Find each line with the string "dnia" and report it.

### RECORDS FOR THE TASK
┌────────
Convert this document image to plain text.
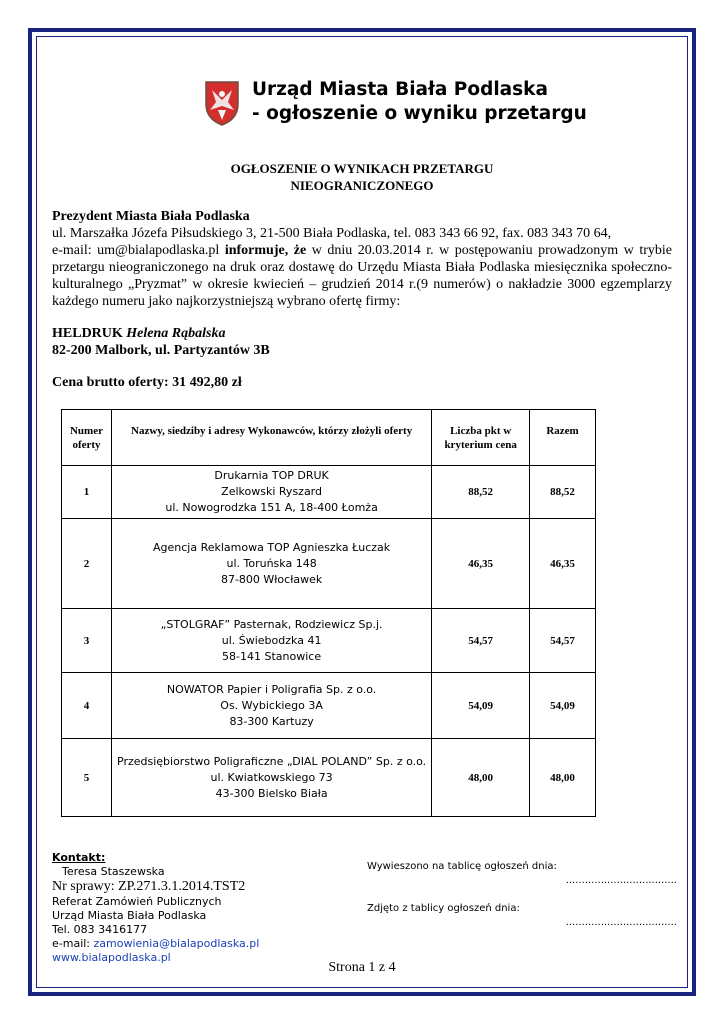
Urząd Miasta Biała Podlaska
- ogłoszenie o wyniku przetargu
OGŁOSZENIE O WYNIKACH PRZETARGU
NIEOGRANICZONEGO
Prezydent Miasta Biała Podlaska
ul. Marszałka Józefa Piłsudskiego 3, 21-500 Biała Podlaska, tel. 083 343 66 92, fax. 083 343 70 64,

e-mail: um@bialapodlaska.pl informuje, że w dniu 20.03.2014 r. w postępowaniu prowadzonym w trybie przetargu nieograniczonego na druk oraz dostawę do Urzędu Miasta Biała Podlaska miesięcznika społeczno-kulturalnego „Pryzmat” w okresie kwiecień – grudzień 2014 r.(9 numerów) o nakładzie 3000 egzemplarzy każdego numeru jako najkorzystniejszą wybrano ofertę firmy:

HELDRUK Helena Rąbalska
82-200 Malbork, ul. Partyzantów 3B
Cena brutto oferty: 31 492,80 zł
Numer oferty	Nazwy, siedziby i adresy Wykonawców, którzy złożyli oferty	Liczba pkt w kryterium cena	Razem
1	Drukarnia TOP DRUK
Zelkowski Ryszard
ul. Nowogrodzka 151 A, 18-400 Łomża	88,52	88,52
2	Agencja Reklamowa TOP Agnieszka Łuczak
ul. Toruńska 148
87-800 Włocławek	46,35	46,35
3	„STOLGRAF” Pasternak, Rodziewicz Sp.j.
ul. Świebodzka 41
58-141 Stanowice	54,57	54,57
4	NOWATOR Papier i Poligrafia Sp. z o.o.
Os. Wybickiego 3A
83-300 Kartuzy	54,09	54,09
5	Przedsiębiorstwo Poligraficzne „DIAL POLAND” Sp. z o.o.
ul. Kwiatkowskiego 73
43-300 Bielsko Biała	48,00	48,00
Kontakt:
Teresa Staszewska
Nr sprawy: ZP.271.3.1.2014.TST2
Referat Zamówień Publicznych
Urząd Miasta Biała Podlaska
Tel. 083 3416177
e-mail: zamowienia@bialapodlaska.pl
www.bialapodlaska.pl
Wywieszono na tablicę ogłoszeń dnia:
...................................
Zdjęto z tablicy ogłoszeń dnia:
...................................
Strona 1 z 4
└────────
### EXERCISE SOLUTION
Wywieszono na tablicę ogłoszeń dnia:
Zdjęto z tablicy ogłoszeń dnia:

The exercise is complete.